# SHORT EXERCISE
In the data, extract each line that holds the string "Оливковое".
※ ※ ※
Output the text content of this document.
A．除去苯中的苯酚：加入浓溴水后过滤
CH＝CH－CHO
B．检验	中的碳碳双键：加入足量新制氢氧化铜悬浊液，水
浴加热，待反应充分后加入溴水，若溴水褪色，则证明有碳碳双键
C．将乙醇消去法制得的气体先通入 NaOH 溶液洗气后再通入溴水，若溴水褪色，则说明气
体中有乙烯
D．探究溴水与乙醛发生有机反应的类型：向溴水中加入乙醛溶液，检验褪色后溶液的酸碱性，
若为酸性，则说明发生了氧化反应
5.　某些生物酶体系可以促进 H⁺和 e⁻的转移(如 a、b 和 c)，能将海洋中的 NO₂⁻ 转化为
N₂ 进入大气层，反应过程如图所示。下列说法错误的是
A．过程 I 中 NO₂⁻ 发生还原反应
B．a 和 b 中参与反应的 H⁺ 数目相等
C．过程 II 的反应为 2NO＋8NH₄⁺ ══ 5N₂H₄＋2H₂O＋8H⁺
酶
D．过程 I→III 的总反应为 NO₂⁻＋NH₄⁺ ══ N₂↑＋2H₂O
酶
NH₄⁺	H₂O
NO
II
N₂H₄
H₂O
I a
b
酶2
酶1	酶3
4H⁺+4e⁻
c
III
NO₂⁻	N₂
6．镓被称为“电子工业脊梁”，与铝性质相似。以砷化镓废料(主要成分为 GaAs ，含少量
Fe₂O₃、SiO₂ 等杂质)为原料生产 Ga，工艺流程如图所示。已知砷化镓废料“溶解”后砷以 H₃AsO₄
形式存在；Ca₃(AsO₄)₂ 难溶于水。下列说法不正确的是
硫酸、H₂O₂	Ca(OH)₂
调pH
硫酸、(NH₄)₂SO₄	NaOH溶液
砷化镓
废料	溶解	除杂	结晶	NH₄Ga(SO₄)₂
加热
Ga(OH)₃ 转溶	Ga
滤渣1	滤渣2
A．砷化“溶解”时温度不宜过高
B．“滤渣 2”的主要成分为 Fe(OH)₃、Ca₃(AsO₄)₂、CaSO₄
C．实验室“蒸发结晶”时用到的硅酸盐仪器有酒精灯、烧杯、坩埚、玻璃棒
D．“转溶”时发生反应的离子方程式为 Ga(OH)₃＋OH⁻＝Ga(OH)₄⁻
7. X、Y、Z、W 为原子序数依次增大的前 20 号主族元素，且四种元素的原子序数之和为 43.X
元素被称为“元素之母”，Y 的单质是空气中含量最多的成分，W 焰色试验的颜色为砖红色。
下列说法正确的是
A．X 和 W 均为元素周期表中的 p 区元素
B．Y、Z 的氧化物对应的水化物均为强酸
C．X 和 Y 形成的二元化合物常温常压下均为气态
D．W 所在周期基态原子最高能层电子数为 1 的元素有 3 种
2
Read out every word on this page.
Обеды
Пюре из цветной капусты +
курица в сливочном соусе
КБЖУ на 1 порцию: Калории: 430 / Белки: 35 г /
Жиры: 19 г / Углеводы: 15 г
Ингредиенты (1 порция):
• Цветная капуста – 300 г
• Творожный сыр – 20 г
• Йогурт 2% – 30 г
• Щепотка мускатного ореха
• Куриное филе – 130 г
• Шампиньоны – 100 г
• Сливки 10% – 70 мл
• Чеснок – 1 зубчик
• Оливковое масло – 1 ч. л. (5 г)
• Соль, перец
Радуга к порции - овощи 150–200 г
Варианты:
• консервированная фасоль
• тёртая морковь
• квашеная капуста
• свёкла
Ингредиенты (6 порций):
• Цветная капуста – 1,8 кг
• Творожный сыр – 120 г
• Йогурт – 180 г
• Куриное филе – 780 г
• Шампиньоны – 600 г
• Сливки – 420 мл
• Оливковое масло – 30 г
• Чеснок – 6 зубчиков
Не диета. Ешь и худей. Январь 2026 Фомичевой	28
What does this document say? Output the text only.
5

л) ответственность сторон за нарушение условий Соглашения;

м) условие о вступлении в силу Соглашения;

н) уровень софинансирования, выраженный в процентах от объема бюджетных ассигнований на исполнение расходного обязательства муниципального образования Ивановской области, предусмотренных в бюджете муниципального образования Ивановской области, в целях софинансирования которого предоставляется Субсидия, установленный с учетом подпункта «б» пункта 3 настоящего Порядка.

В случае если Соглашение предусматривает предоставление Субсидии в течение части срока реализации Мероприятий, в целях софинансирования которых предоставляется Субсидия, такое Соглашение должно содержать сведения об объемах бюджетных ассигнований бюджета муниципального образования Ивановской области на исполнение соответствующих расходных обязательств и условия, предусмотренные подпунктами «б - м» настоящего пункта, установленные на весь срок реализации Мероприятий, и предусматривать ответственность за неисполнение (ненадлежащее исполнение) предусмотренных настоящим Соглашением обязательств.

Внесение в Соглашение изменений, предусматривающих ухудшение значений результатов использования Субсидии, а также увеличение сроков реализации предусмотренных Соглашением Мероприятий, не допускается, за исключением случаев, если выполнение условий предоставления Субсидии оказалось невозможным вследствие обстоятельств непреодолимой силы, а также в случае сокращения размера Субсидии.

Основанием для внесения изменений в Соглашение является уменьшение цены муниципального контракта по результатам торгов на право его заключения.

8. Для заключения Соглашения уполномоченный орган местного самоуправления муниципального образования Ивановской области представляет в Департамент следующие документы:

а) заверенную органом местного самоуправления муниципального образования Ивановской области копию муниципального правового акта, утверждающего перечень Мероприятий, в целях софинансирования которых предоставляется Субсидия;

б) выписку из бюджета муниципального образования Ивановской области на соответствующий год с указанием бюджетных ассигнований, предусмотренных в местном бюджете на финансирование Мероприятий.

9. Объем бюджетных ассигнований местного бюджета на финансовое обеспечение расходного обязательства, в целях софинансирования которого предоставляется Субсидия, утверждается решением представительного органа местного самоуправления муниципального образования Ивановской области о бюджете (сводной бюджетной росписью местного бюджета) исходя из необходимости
※ ※ ※
# FINAL RESULT
• Оливковое масло – 1 ч. л. (5 г)
• Оливковое масло – 30 г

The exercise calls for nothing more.